**DOCUMENT PASSAGE:**
— Start —
I have had Preston in a Sherpa bag strapped in to the back seat since day one. I feel that it's safer than the booster seats. If the dog can fall off of it what's going to happen in an accident? The Sherpa bags have a strap for the seat belt to go through. He's never seen the sights while we drive but he loves going for a drive anyways. I've never used a booster seat so maybe I'm wrong about them but it's not like an infant seat that has government standards. They remind me of the child carseats they had in the 60's that were meant to keep the children happy, not safe.


----------



## Matilda's mommy (Jun 1, 2005)

confused:smstarz: I know what your talking about, I loved the snoozer but dh liked the Pet Gear carseat, I got a great deal on ebay so I bought two. Now I wish I would have gotten the lg instead of the med. because my girls are so big you might want to hold off getting one until I get mine and I can let you know more about them. If I have to buy the lg ones I will sell mine on sm


----------



## jenniferhope423 (Jun 25, 2007)

I have the Snoozer seat with the same harness that Suzan uses for Nikki and Kieko. Both of my girls ride in it together and they sit in the front seat because my airbag is deactivated. It has worked perfectly for us because they can see out


----------



## k/c mom (Oct 9, 2004)

I have been so confused about what is the best thing. Right now mine are in soft crates that are buckled in. I've had the lookout seats and used a special harness with them but I am worried that they could still be injured if there were a wreck. After all, as far as I know, there have been no tests to indicate how effective these seats really are.


----------



## Rocky's Mom (Apr 10, 2010)

Ok, I will hold off. Hey, when are you coming to Arizona?


----------



## Matilda's mommy (Jun 1, 2005)

the first part of NOV if all goes well with our doctor appointments


----------



## Rocky's Mom (Apr 10, 2010)

Matilda's mommy said:


> the first part of NOV if all goes well with our doctor appointments


I would love to meet you!! B)


----------



## Lacie's Mom (Oct 11, 2006)

Paula -- I have 2 in the large, ( Pet Gear Medium Booster Car Seat (Interior Measures 10" x 14" ) | Overstock.com) however, Tilly, who is bigger and weights 11 lbs, and Lacie, who is about Matilda's size and weighs 6 lbs, both fit very comfortably into *ONE* seat. 2 mediums will work just fine. I'm sure that I will end up putting Secret in the same seat as Lacie and they'll both have plenty of room. I need to order a vest for Secret, unless I can find the one that I used to have for Lacie as it is too small for her now but would fit Secret. The only problem is that I have "Lacie" embroidered on it. Guess it really won't matter for the car. LOL


----------



## Matilda's mommy (Jun 1, 2005)
— End —
**GIVEN REQUEST 1:** Duplicate the listing below line for line, omitting the picture.

**SOURCE RECORDS:**
— Start —
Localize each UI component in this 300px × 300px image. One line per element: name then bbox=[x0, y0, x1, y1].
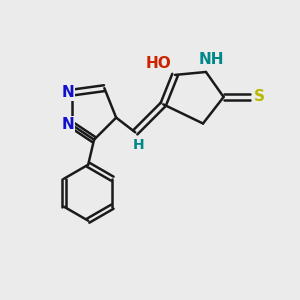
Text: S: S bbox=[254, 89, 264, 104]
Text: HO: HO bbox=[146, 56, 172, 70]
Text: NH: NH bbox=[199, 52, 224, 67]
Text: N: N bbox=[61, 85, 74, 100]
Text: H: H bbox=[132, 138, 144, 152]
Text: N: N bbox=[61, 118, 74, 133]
— End —
**GIVEN REQUEST 2:** Set down the passage of the dog car seat thread above word for word, everything from "I have the Snoozer" down to "(Oct 9, 2004)".

**FINAL RESULT 1:**
Localize each UI component in this 300px × 300px image. One line per element: name then bbox=[x0, y0, x1, y1].
Text: S: S bbox=[254, 89, 264, 104]
Text: HO: HO bbox=[146, 56, 172, 70]
Text: NH: NH bbox=[199, 52, 224, 67]
Text: N: N bbox=[61, 85, 74, 100]
Text: H: H bbox=[132, 138, 144, 152]
Text: N: N bbox=[61, 118, 74, 133]

**FINAL RESULT 2:**
I have the Snoozer seat with the same harness that Suzan uses for Nikki and Kieko. Both of my girls ride in it together and they sit in the front seat because my airbag is deactivated. It has worked perfectly for us because they can see out


----------



## k/c mom (Oct 9, 2004)